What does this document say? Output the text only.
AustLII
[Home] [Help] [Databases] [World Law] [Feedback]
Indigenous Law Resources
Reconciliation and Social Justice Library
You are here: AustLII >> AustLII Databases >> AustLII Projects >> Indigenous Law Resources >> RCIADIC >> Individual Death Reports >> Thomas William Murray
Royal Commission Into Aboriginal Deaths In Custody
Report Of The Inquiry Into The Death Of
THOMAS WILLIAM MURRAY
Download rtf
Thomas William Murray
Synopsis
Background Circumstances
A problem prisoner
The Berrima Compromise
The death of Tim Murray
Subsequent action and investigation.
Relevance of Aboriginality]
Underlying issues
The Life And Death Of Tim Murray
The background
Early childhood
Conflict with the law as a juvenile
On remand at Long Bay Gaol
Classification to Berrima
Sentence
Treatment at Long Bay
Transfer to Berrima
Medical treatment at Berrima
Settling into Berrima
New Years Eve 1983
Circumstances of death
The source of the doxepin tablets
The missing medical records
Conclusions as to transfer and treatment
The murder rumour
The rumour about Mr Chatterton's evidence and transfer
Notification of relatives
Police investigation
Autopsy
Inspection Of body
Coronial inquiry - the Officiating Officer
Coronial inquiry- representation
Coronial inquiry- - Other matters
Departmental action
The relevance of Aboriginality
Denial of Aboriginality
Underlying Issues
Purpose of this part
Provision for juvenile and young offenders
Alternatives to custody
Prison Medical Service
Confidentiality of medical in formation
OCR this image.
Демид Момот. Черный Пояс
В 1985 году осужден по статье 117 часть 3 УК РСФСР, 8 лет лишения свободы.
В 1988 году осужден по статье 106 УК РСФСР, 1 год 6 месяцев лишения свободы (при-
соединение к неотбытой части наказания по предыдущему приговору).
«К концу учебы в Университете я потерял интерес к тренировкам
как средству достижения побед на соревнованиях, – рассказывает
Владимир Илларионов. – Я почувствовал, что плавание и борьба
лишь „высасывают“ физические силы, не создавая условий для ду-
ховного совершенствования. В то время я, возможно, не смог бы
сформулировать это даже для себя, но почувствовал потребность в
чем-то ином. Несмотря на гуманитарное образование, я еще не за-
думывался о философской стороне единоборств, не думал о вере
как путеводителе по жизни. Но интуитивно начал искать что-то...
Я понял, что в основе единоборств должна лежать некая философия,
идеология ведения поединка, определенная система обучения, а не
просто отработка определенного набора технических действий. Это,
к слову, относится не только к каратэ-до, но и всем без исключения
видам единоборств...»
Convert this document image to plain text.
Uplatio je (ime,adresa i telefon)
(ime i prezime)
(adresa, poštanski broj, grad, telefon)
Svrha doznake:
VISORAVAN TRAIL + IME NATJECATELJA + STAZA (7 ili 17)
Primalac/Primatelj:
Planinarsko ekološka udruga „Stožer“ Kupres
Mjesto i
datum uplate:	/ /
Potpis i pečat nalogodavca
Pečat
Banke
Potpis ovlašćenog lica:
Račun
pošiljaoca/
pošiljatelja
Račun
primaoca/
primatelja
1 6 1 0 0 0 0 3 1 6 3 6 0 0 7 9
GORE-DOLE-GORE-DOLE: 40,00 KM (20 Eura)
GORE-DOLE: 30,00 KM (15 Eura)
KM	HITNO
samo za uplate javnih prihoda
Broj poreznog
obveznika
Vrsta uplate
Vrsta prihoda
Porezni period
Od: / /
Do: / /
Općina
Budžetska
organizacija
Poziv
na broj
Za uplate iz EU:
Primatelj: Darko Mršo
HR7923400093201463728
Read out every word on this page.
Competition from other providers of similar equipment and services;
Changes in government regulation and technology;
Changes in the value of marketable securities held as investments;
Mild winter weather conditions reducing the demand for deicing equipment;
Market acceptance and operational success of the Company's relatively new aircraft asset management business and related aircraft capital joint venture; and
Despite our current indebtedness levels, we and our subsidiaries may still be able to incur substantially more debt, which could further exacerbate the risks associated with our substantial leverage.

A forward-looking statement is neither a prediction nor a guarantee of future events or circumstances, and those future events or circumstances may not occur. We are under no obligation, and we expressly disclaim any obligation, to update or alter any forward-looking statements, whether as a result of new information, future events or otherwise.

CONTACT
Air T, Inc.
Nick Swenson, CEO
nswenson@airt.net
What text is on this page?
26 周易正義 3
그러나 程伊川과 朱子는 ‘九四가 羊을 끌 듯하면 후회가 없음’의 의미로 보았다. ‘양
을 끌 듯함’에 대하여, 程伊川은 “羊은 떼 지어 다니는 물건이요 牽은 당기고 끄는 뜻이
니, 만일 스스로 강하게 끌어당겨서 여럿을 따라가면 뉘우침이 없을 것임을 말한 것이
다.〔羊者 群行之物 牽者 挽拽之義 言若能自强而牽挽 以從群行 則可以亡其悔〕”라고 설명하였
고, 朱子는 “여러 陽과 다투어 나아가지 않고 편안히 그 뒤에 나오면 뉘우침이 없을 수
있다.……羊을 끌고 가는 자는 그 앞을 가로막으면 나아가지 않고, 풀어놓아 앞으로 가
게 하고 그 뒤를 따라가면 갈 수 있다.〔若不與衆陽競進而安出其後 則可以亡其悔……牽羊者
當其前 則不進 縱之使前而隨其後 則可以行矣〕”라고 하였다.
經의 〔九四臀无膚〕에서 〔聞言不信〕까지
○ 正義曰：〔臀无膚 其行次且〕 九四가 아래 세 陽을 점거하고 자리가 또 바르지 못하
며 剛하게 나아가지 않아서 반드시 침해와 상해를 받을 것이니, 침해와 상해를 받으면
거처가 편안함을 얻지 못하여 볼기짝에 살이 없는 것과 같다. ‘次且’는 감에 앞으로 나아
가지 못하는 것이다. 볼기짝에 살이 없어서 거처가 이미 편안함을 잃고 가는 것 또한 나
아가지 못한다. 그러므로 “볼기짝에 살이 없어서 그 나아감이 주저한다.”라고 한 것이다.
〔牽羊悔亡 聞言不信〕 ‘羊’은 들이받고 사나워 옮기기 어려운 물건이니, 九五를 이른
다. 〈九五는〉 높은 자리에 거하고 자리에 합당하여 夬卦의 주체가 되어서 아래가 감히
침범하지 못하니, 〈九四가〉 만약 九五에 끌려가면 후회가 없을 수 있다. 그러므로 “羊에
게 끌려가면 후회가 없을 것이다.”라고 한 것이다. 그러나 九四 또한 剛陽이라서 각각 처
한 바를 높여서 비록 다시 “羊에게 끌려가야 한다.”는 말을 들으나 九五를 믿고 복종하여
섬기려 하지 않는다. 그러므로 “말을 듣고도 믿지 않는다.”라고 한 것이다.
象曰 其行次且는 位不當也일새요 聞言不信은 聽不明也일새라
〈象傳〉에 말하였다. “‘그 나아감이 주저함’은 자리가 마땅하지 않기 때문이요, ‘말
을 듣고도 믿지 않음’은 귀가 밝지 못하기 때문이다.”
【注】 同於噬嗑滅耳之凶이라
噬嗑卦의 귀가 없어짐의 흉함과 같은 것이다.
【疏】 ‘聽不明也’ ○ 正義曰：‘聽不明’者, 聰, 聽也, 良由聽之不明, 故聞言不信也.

Task
Copy out every line holding the string "편안함을".

Result for this task
거처가 편안함을 얻지 못하여 볼기짝에 살이 없는 것과 같다. ‘次且’는 감에 앞으로 나아
가지 못하는 것이다. 볼기짝에 살이 없어서 거처가 이미 편안함을 잃고 가는 것 또한 나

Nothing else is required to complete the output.